_Problem to work on:_
The records should be written out in full, with nothing altered.

====

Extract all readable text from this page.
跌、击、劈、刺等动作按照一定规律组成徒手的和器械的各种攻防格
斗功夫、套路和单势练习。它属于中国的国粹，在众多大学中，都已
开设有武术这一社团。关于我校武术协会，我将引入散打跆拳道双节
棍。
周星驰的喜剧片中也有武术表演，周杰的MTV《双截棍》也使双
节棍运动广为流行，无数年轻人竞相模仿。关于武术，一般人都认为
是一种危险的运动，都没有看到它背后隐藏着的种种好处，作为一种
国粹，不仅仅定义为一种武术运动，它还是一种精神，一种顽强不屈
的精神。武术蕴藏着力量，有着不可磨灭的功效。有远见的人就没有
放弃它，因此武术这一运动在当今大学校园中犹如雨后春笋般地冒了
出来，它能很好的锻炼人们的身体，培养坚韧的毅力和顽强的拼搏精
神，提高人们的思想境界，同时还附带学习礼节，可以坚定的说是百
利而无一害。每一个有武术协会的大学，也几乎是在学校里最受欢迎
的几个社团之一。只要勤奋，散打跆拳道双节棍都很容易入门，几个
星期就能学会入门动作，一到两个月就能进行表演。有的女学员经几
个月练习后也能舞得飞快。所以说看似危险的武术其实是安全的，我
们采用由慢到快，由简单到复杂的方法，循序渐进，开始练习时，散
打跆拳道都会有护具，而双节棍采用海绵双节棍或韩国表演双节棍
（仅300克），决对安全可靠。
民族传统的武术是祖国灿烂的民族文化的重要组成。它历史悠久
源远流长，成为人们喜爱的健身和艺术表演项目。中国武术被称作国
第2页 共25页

====

_Answer to the problem:_
Extract all readable text from this page.
跌、击、劈、刺等动作按照一定规律组成徒手的和器械的各种攻防格
斗功夫、套路和单势练习。它属于中国的国粹，在众多大学中，都已
开设有武术这一社团。关于我校武术协会，我将引入散打跆拳道双节
棍。
周星驰的喜剧片中也有武术表演，周杰的MTV《双截棍》也使双
节棍运动广为流行，无数年轻人竞相模仿。关于武术，一般人都认为
是一种危险的运动，都没有看到它背后隐藏着的种种好处，作为一种
国粹，不仅仅定义为一种武术运动，它还是一种精神，一种顽强不屈
的精神。武术蕴藏着力量，有着不可磨灭的功效。有远见的人就没有
放弃它，因此武术这一运动在当今大学校园中犹如雨后春笋般地冒了
出来，它能很好的锻炼人们的身体，培养坚韧的毅力和顽强的拼搏精
神，提高人们的思想境界，同时还附带学习礼节，可以坚定的说是百
利而无一害。每一个有武术协会的大学，也几乎是在学校里最受欢迎
的几个社团之一。只要勤奋，散打跆拳道双节棍都很容易入门，几个
星期就能学会入门动作，一到两个月就能进行表演。有的女学员经几
个月练习后也能舞得飞快。所以说看似危险的武术其实是安全的，我
们采用由慢到快，由简单到复杂的方法，循序渐进，开始练习时，散
打跆拳道都会有护具，而双节棍采用海绵双节棍或韩国表演双节棍
（仅300克），决对安全可靠。
民族传统的武术是祖国灿烂的民族文化的重要组成。它历史悠久
源远流长，成为人们喜爱的健身和艺术表演项目。中国武术被称作国
第2页 共25页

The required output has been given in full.